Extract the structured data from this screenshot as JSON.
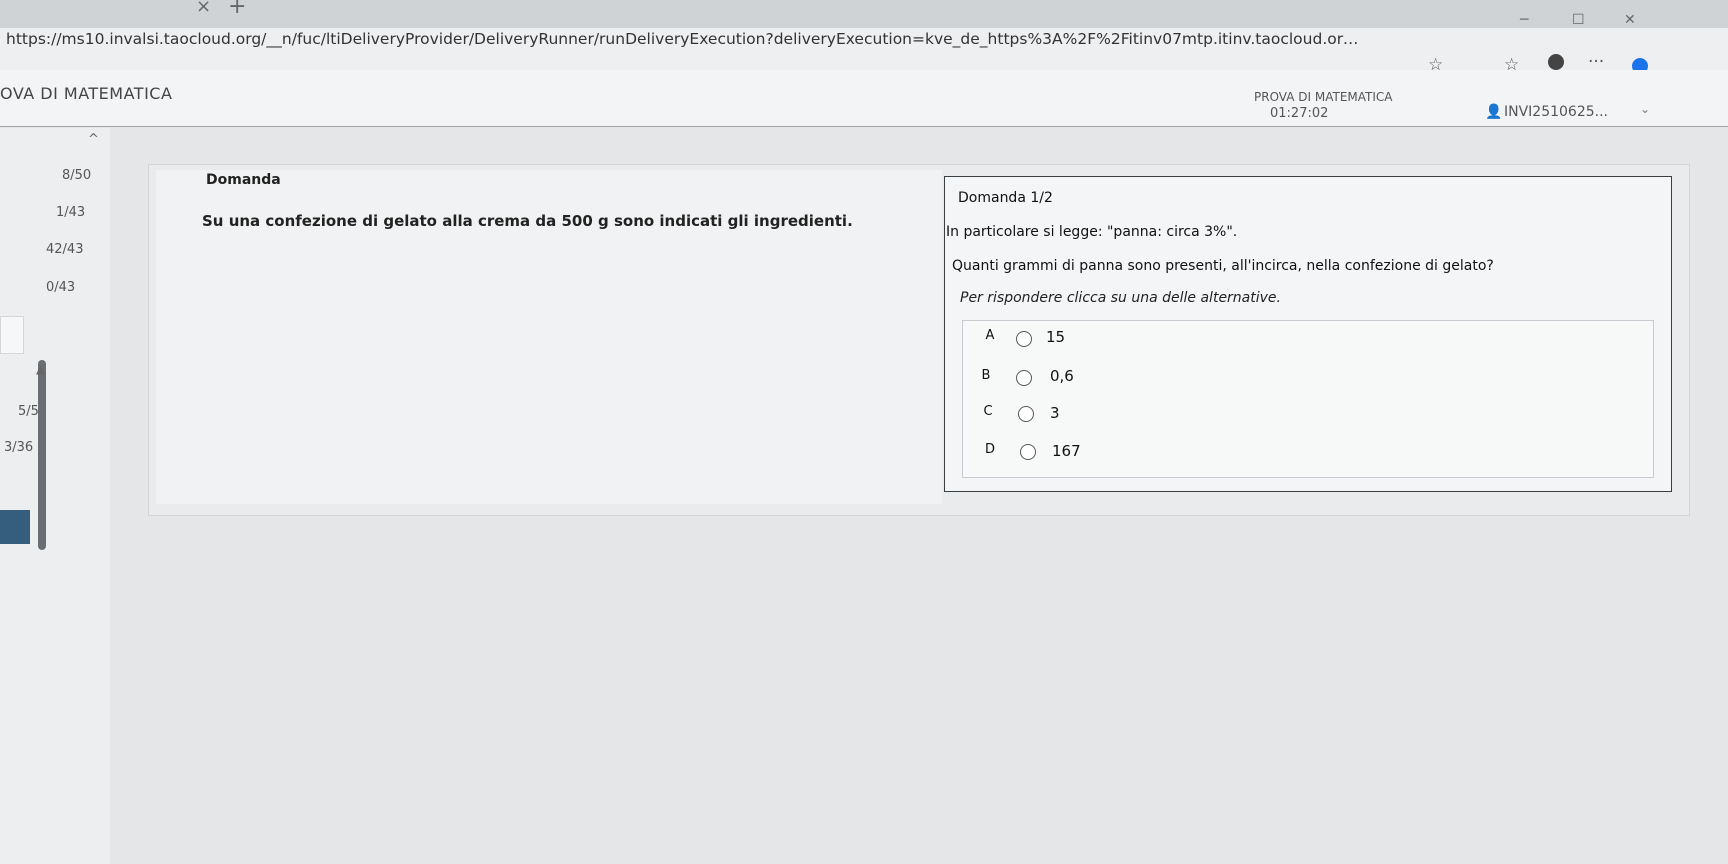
{
  "browser": {
    "url": "https://ms10.invalsi.taocloud.org/__n/fuc/ltiDeliveryProvider/DeliveryRunner/runDeliveryExecution?deliveryExecution=kve_de_https%3A%2F%2Fitinv07mtp.itinv.taocloud.org%2F%23i682c374e31d0e..."
  },
  "header": {
    "app_title": "OVA DI MATEMATICA",
    "test_name": "PROVA DI MATEMATICA",
    "timer": "01:27:02",
    "user_name": "INVI2510625..."
  },
  "nav": {
    "items": [
      "8/50",
      "1/43",
      "42/43",
      "0/43",
      "5/5",
      "3/36"
    ]
  },
  "stimulus": {
    "heading": "Domanda",
    "text": "Su una confezione di gelato alla crema da 500 g sono indicati gli ingredienti."
  },
  "question": {
    "count": "Domanda 1/2",
    "line1": "In particolare si legge: \"panna: circa 3%\".",
    "line2": "Quanti grammi di panna sono presenti, all'incirca, nella confezione di gelato?",
    "instruction": "Per rispondere clicca su una delle alternative.",
    "choices": [
      {
        "letter": "A",
        "value": "15"
      },
      {
        "letter": "B",
        "value": "0,6"
      },
      {
        "letter": "C",
        "value": "3"
      },
      {
        "letter": "D",
        "value": "167"
      }
    ]
  }
}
....................
→ **Your goal**
Every line of text is to be repeated exactly; pictures are left out.

→ **Result below**
Extract the structured data from this screenshot as JSON.
{
  "browser": {
    "url": "https://ms10.invalsi.taocloud.org/__n/fuc/ltiDeliveryProvider/DeliveryRunner/runDeliveryExecution?deliveryExecution=kve_de_https%3A%2F%2Fitinv07mtp.itinv.taocloud.org%2F%23i682c374e31d0e..."
  },
  "header": {
    "app_title": "OVA DI MATEMATICA",
    "test_name": "PROVA DI MATEMATICA",
    "timer": "01:27:02",
    "user_name": "INVI2510625..."
  },
  "nav": {
    "items": [
      "8/50",
      "1/43",
      "42/43",
      "0/43",
      "5/5",
      "3/36"
    ]
  },
  "stimulus": {
    "heading": "Domanda",
    "text": "Su una confezione di gelato alla crema da 500 g sono indicati gli ingredienti."
  },
  "question": {
    "count": "Domanda 1/2",
    "line1": "In particolare si legge: \"panna: circa 3%\".",
    "line2": "Quanti grammi di panna sono presenti, all'incirca, nella confezione di gelato?",
    "instruction": "Per rispondere clicca su una delle alternative.",
    "choices": [
      {
        "letter": "A",
        "value": "15"
      },
      {
        "letter": "B",
        "value": "0,6"
      },
      {
        "letter": "C",
        "value": "3"
      },
      {
        "letter": "D",
        "value": "167"
      }
    ]
  }
}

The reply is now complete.